(The exercise) Set out every line in the records below as a JSON list of strings, one string per line, with blank lines dropped. Leave the pictures out.
[Start Given information]
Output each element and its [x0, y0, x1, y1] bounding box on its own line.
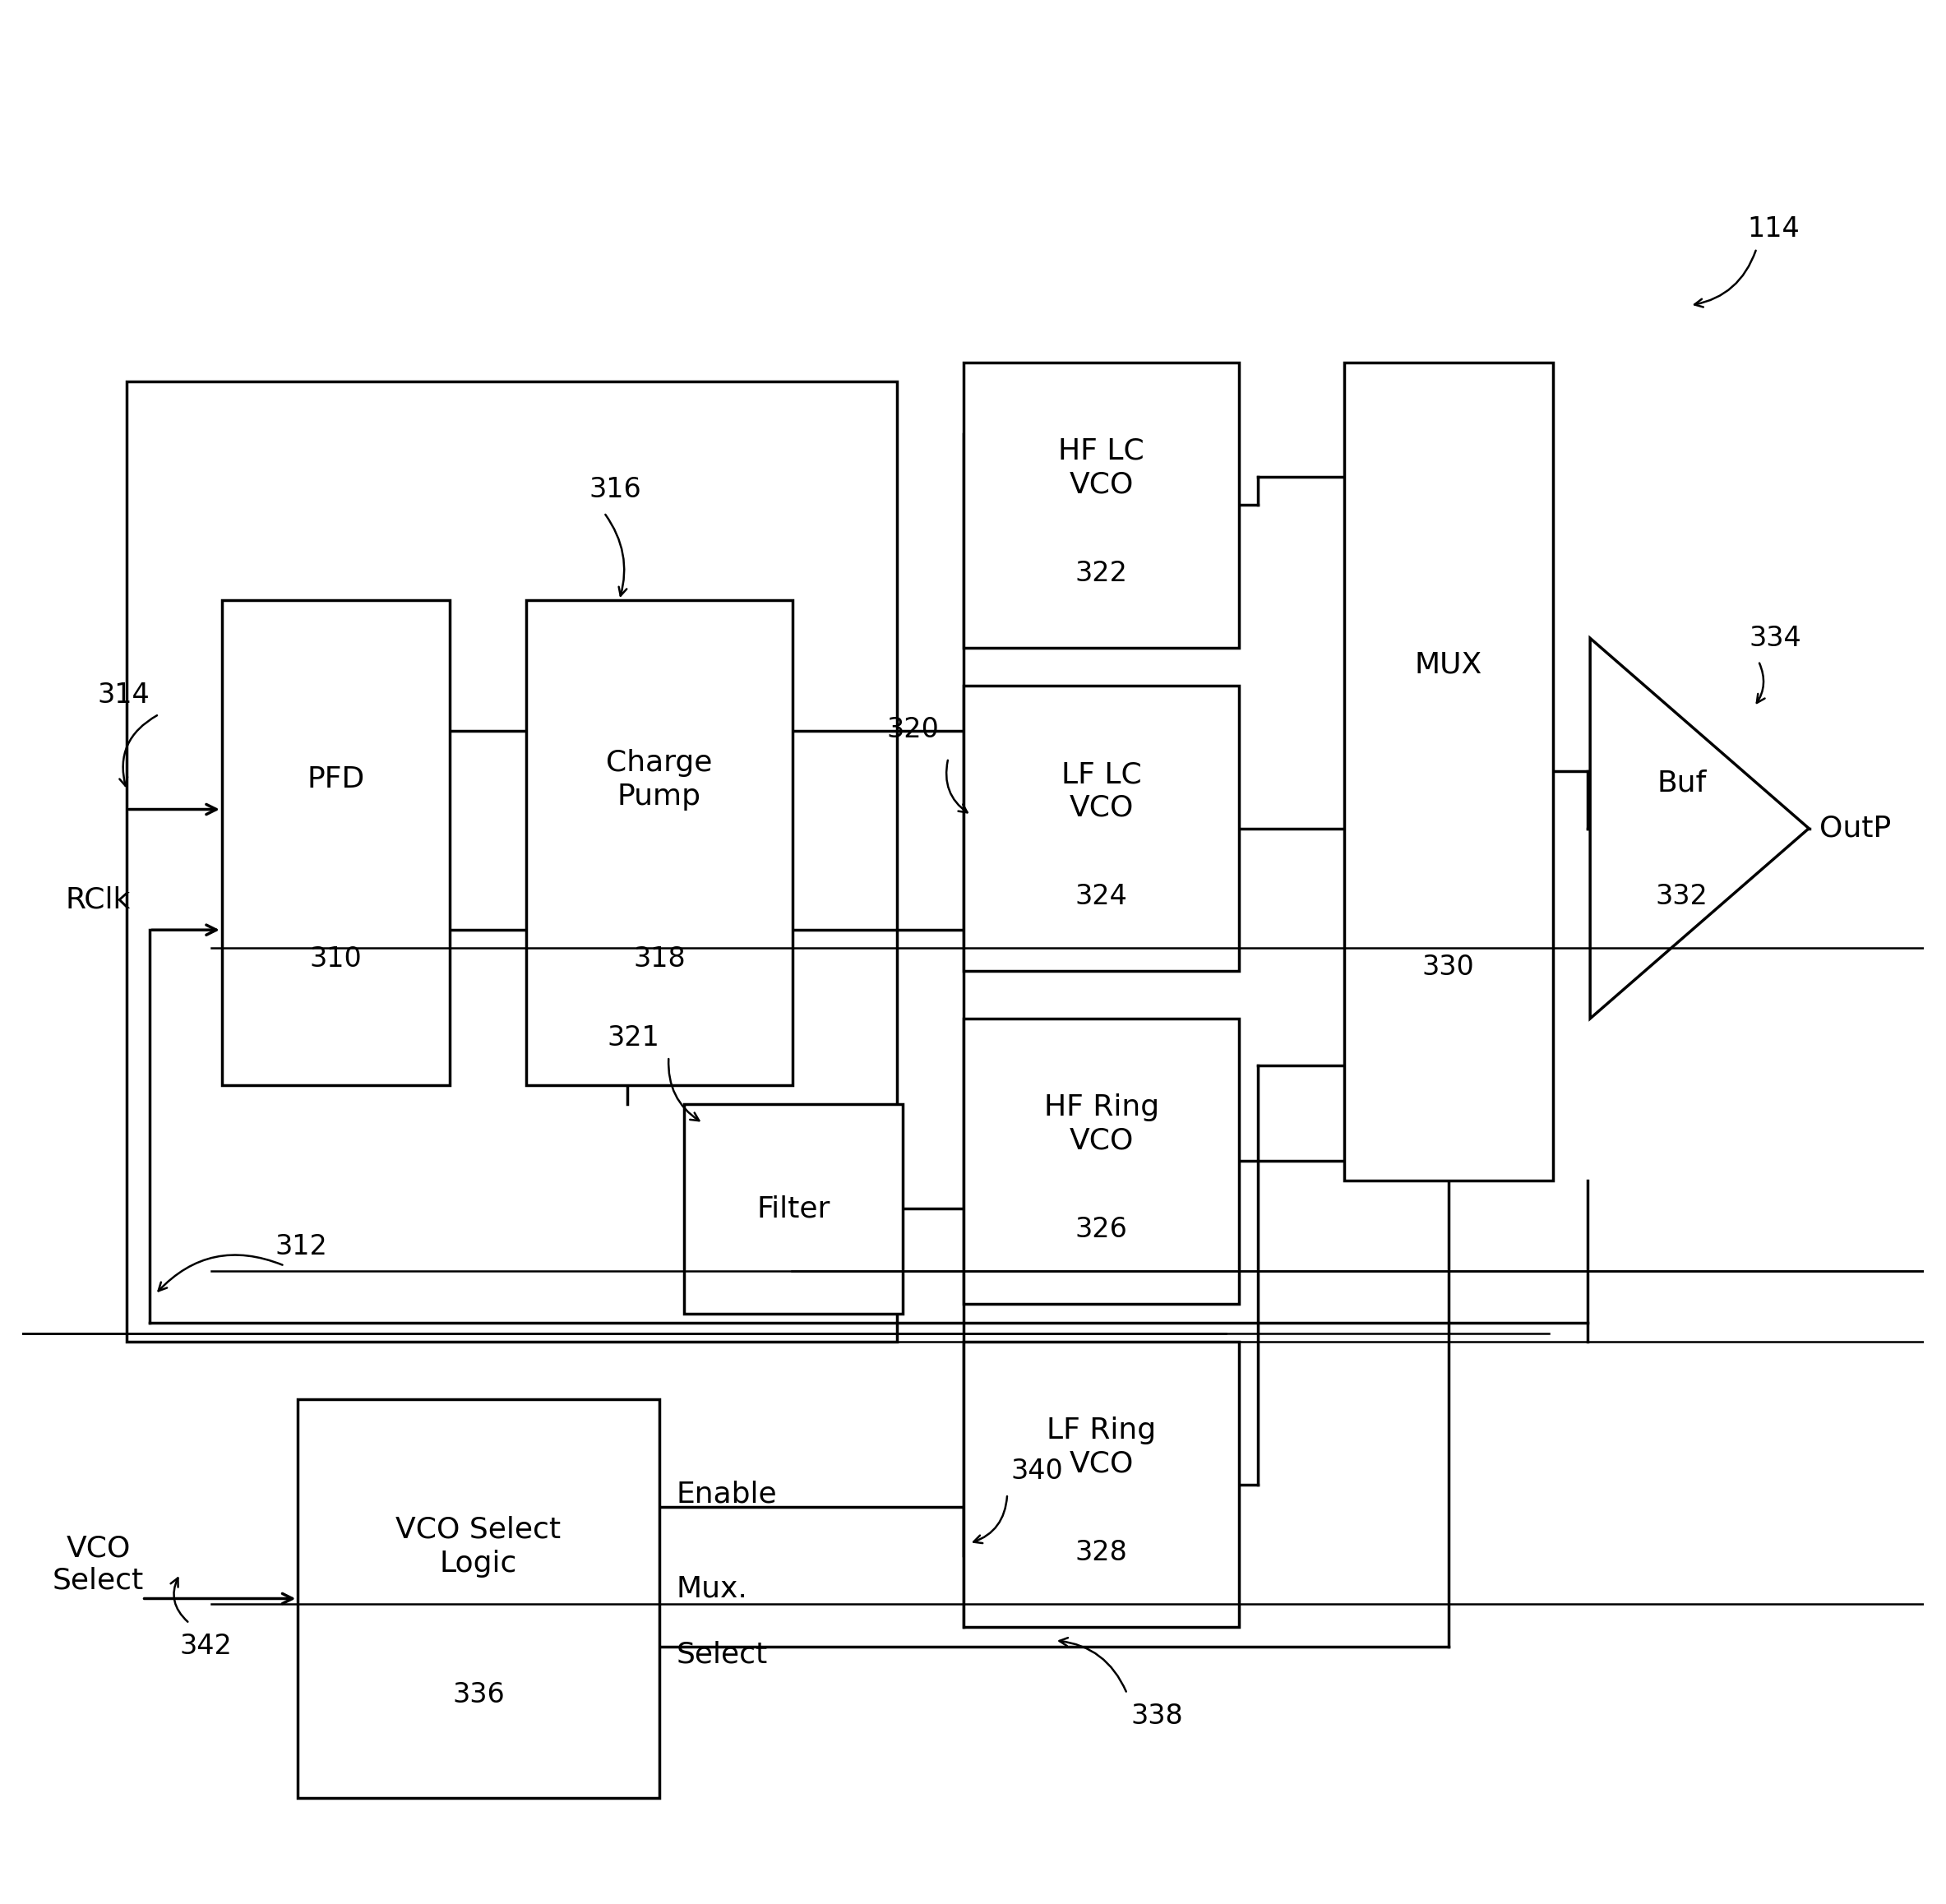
Text: MUX: MUX [1415, 651, 1483, 680]
Text: Enable: Enable [677, 1479, 776, 1508]
Text: 332: 332 [1656, 883, 1709, 910]
Text: VCO Select
Logic: VCO Select Logic [395, 1516, 560, 1577]
Text: 326: 326 [1074, 1217, 1127, 1243]
Bar [683, 1104, 903, 1314]
Text: Mux.: Mux. [677, 1575, 747, 1603]
Text: HF LC
VCO: HF LC VCO [1059, 438, 1144, 499]
Bar [963, 685, 1240, 971]
Polygon shape [1590, 638, 1810, 1019]
Text: VCO
Select: VCO Select [53, 1535, 144, 1594]
Text: 336: 336 [451, 1681, 504, 1708]
Text: HF Ring
VCO: HF Ring VCO [1043, 1093, 1160, 1156]
Text: 322: 322 [1074, 560, 1127, 586]
Text: 334: 334 [1749, 625, 1802, 651]
Text: 114: 114 [1748, 215, 1800, 244]
Text: 321: 321 [607, 1024, 660, 1051]
Text: 342: 342 [179, 1632, 232, 1660]
Text: RClk: RClk [66, 885, 130, 914]
Text: 338: 338 [1131, 1702, 1183, 1731]
Text: OutP: OutP [1820, 815, 1892, 842]
Text: 340: 340 [1012, 1458, 1063, 1485]
Bar [1345, 362, 1553, 1180]
Text: 320: 320 [885, 716, 938, 743]
Text: Buf: Buf [1658, 769, 1707, 796]
Text: 316: 316 [590, 476, 642, 503]
Text: Select: Select [677, 1641, 769, 1668]
Text: 310: 310 [309, 946, 362, 973]
Text: LF LC
VCO: LF LC VCO [1061, 760, 1142, 823]
Text: Filter: Filter [757, 1194, 831, 1222]
Bar [126, 381, 897, 1342]
Text: PFD: PFD [307, 765, 364, 794]
Text: Charge
Pump: Charge Pump [605, 748, 712, 811]
Bar [525, 600, 792, 1085]
Bar [963, 1342, 1240, 1628]
Bar [963, 362, 1240, 647]
Bar [222, 600, 450, 1085]
Text: 328: 328 [1074, 1538, 1127, 1567]
Text: 314: 314 [97, 682, 150, 708]
Text: 324: 324 [1074, 883, 1127, 910]
Bar [963, 1019, 1240, 1304]
Text: 318: 318 [632, 946, 685, 973]
Text: 312: 312 [274, 1234, 327, 1260]
Text: 330: 330 [1423, 954, 1475, 981]
Text: LF Ring
VCO: LF Ring VCO [1047, 1417, 1156, 1478]
Bar [298, 1399, 660, 1797]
[End Given information]
(Output of the exercise)
[
  "Output each element and its [x0, y0, x1, y1] bounding box on its own line.",
  "Text: MUX: MUX [1415, 651, 1483, 680]",
  "Text: Enable: Enable [677, 1479, 776, 1508]",
  "Text: 332: 332 [1656, 883, 1709, 910]",
  "Text: VCO Select",
  "Logic: VCO Select Logic [395, 1516, 560, 1577]",
  "Text: 326: 326 [1074, 1217, 1127, 1243]",
  "Bar [683, 1104, 903, 1314]",
  "Text: Mux.: Mux. [677, 1575, 747, 1603]",
  "Text: HF LC",
  "VCO: HF LC VCO [1059, 438, 1144, 499]",
  "Bar [963, 685, 1240, 971]",
  "Polygon shape [1590, 638, 1810, 1019]",
  "Text: VCO",
  "Select: VCO Select [53, 1535, 144, 1594]",
  "Text: 336: 336 [451, 1681, 504, 1708]",
  "Text: HF Ring",
  "VCO: HF Ring VCO [1043, 1093, 1160, 1156]",
  "Text: 322: 322 [1074, 560, 1127, 586]",
  "Text: 334: 334 [1749, 625, 1802, 651]",
  "Text: 114: 114 [1748, 215, 1800, 244]",
  "Text: 321: 321 [607, 1024, 660, 1051]",
  "Text: 342: 342 [179, 1632, 232, 1660]",
  "Text: RClk: RClk [66, 885, 130, 914]",
  "Text: 338: 338 [1131, 1702, 1183, 1731]",
  "Text: OutP: OutP [1820, 815, 1892, 842]",
  "Text: 340: 340 [1012, 1458, 1063, 1485]",
  "Bar [1345, 362, 1553, 1180]",
  "Text: 320: 320 [885, 716, 938, 743]",
  "Text: Buf: Buf [1658, 769, 1707, 796]",
  "Text: 316: 316 [590, 476, 642, 503]",
  "Text: Select: Select [677, 1641, 769, 1668]",
  "Text: 310: 310 [309, 946, 362, 973]",
  "Text: LF LC",
  "VCO: LF LC VCO [1061, 760, 1142, 823]",
  "Text: Filter: Filter [757, 1194, 831, 1222]",
  "Bar [126, 381, 897, 1342]",
  "Text: PFD: PFD [307, 765, 364, 794]",
  "Text: Charge",
  "Pump: Charge Pump [605, 748, 712, 811]",
  "Bar [525, 600, 792, 1085]",
  "Bar [963, 1342, 1240, 1628]",
  "Bar [963, 362, 1240, 647]",
  "Bar [222, 600, 450, 1085]",
  "Text: 328: 328 [1074, 1538, 1127, 1567]",
  "Text: 314: 314 [97, 682, 150, 708]",
  "Text: 324: 324 [1074, 883, 1127, 910]",
  "Bar [963, 1019, 1240, 1304]",
  "Text: 318: 318 [632, 946, 685, 973]",
  "Text: 312: 312 [274, 1234, 327, 1260]",
  "Text: 330: 330 [1423, 954, 1475, 981]",
  "Text: LF Ring",
  "VCO: LF Ring VCO [1047, 1417, 1156, 1478]",
  "Bar [298, 1399, 660, 1797]"
]